Start The input

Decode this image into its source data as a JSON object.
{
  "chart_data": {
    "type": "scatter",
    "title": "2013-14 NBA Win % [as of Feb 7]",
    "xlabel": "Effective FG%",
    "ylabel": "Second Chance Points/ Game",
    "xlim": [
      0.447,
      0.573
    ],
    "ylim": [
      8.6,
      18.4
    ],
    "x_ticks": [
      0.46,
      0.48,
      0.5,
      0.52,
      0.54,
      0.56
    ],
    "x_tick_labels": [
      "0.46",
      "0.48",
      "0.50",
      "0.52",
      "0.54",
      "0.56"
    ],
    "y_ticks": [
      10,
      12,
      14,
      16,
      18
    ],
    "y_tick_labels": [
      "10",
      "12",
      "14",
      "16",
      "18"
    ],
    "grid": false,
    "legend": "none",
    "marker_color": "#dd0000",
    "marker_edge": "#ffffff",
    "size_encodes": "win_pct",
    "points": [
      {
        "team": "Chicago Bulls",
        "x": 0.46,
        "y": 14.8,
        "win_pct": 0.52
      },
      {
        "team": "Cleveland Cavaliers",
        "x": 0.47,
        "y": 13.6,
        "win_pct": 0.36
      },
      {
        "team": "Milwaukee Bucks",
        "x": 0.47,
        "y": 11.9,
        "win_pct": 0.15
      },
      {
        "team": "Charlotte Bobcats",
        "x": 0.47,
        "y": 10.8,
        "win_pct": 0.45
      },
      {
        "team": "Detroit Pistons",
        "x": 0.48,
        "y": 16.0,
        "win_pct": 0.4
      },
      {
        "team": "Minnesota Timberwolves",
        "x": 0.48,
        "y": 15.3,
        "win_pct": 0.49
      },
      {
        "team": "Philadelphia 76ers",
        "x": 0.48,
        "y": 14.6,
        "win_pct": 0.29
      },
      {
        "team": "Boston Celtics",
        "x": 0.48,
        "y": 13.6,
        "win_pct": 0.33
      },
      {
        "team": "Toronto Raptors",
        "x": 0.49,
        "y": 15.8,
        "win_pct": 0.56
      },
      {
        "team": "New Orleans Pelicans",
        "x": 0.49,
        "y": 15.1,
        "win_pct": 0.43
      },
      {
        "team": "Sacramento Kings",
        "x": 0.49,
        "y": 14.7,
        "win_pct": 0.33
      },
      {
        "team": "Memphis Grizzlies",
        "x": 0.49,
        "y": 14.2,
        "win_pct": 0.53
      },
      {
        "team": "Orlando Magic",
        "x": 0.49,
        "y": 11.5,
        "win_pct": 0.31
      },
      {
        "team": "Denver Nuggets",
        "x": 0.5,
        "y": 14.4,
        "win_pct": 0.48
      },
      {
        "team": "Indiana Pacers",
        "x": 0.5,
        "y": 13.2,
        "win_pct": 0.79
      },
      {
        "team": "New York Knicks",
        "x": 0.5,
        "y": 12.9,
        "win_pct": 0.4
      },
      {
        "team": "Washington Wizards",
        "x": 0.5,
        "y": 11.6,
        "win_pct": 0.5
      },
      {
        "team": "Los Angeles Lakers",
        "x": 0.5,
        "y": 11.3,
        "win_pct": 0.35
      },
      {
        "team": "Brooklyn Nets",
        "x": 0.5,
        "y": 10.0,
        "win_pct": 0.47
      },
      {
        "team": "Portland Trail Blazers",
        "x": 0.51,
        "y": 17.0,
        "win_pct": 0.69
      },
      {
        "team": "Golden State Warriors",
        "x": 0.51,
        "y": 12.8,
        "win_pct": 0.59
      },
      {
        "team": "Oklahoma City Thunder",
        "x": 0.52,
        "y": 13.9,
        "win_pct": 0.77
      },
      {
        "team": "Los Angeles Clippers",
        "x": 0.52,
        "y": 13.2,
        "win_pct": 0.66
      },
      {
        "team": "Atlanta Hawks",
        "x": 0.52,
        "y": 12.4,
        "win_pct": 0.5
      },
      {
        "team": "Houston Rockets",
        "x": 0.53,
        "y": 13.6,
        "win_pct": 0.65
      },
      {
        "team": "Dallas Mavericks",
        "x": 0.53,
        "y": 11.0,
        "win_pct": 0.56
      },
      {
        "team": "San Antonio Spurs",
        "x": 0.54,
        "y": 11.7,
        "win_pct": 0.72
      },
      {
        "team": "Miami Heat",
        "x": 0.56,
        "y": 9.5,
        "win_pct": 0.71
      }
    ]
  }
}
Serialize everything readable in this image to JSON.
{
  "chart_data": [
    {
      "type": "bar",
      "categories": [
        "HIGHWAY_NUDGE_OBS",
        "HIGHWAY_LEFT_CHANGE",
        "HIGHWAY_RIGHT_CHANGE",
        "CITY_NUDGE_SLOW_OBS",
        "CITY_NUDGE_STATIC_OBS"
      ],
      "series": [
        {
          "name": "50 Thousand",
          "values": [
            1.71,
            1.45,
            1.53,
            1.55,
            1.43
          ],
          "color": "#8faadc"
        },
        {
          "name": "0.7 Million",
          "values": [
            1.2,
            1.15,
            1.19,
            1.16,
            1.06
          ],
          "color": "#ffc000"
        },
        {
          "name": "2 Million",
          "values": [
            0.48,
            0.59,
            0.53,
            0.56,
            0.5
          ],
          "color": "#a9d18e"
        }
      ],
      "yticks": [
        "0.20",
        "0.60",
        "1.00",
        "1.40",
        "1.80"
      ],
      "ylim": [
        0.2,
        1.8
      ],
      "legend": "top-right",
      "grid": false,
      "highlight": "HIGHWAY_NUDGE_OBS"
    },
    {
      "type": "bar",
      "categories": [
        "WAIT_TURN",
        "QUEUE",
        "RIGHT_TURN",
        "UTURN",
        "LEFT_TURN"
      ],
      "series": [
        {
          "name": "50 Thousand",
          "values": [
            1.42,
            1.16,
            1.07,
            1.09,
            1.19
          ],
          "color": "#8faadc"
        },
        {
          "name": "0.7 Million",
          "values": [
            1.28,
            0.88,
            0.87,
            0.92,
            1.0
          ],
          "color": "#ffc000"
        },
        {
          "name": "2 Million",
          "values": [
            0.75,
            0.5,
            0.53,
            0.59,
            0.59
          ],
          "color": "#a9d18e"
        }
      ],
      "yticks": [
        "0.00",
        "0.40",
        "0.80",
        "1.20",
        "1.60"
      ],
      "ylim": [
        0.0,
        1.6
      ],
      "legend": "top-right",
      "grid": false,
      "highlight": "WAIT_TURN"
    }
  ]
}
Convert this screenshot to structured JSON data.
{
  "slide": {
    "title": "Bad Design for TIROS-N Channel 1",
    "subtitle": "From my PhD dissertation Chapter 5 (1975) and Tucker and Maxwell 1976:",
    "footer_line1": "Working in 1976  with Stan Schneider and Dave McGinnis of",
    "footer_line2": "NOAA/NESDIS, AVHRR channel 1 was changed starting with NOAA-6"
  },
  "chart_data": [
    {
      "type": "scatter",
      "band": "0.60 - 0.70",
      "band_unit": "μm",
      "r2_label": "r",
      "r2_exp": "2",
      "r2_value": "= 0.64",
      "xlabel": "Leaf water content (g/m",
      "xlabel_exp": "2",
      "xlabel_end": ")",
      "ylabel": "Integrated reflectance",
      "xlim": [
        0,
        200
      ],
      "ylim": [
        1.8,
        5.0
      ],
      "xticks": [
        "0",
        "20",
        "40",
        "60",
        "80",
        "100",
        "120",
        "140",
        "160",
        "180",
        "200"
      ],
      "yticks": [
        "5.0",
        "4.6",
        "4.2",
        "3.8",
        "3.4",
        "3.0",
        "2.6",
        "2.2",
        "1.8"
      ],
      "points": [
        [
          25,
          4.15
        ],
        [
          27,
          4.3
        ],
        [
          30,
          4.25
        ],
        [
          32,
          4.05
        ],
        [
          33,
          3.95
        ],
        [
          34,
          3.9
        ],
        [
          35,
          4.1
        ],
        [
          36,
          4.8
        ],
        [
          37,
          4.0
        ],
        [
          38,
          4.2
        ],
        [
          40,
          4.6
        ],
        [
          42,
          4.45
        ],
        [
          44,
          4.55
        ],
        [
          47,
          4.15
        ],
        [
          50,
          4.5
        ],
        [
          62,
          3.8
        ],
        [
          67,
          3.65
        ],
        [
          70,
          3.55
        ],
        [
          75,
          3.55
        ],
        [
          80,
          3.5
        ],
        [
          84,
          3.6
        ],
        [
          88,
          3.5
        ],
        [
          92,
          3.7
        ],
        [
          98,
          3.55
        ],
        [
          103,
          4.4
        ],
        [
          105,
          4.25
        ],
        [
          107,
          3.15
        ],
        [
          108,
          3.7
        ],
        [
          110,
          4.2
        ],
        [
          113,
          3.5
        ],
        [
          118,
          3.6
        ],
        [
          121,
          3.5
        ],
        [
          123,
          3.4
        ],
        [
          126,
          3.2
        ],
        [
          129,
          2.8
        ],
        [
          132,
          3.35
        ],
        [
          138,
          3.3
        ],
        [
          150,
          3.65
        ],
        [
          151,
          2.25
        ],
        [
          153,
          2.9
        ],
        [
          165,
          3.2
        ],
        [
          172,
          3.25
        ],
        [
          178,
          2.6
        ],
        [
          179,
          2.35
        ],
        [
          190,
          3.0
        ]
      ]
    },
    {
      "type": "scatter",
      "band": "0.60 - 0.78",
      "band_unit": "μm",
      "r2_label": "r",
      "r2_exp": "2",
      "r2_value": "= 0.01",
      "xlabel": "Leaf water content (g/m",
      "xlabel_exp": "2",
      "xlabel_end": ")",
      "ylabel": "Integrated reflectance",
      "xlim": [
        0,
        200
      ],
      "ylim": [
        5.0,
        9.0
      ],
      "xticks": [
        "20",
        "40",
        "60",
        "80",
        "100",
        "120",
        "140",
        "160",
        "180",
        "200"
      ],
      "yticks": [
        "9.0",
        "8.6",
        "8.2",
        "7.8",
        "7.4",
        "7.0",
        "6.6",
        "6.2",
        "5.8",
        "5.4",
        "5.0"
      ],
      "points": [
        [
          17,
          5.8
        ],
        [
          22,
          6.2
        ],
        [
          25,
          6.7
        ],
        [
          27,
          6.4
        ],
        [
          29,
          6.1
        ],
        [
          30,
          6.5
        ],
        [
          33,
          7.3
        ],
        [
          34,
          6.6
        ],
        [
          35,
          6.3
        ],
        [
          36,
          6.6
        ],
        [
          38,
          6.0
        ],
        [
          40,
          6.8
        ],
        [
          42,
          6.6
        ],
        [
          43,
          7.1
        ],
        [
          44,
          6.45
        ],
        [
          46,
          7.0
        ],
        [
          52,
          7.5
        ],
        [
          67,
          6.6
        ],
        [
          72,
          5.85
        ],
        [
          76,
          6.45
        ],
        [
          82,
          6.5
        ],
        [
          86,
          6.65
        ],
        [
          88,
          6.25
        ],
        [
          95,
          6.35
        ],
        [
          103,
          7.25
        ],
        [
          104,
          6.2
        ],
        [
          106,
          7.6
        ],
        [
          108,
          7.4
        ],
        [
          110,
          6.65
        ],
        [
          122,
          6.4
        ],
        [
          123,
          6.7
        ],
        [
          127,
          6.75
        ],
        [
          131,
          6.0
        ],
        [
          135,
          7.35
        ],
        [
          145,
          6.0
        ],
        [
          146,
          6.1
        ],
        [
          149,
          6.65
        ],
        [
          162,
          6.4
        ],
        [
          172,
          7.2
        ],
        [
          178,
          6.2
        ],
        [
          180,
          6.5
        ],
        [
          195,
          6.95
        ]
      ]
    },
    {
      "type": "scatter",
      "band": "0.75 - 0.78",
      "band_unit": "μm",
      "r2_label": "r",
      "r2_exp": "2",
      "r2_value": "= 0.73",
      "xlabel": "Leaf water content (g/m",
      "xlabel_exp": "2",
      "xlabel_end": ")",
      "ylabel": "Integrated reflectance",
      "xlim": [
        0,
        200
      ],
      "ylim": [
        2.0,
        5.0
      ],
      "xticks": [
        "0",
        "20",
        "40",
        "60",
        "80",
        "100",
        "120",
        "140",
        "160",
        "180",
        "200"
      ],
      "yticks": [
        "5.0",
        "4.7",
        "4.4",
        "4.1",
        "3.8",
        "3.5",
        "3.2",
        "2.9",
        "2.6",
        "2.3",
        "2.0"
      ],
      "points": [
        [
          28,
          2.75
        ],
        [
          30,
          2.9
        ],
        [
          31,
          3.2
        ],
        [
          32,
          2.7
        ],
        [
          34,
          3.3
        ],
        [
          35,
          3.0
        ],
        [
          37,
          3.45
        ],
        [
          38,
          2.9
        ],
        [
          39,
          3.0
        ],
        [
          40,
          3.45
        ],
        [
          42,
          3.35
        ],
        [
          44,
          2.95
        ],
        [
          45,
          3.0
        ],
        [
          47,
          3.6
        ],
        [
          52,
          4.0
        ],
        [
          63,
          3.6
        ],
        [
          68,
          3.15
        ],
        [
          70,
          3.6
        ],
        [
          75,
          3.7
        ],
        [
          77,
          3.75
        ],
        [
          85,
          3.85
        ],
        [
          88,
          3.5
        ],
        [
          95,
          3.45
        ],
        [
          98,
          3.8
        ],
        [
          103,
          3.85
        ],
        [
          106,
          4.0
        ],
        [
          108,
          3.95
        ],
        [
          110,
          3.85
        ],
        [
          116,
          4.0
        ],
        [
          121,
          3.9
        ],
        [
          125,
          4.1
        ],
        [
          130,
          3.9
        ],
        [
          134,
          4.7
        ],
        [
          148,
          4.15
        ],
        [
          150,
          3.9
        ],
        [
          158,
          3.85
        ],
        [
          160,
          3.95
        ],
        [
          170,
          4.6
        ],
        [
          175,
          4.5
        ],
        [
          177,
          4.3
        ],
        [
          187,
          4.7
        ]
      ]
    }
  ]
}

End The input

▸ What to produce
Return every line containing "Angeles".

▸ Answer to this exercise
        "team": "Los Angeles Lakers",
        "team": "Los Angeles Clippers",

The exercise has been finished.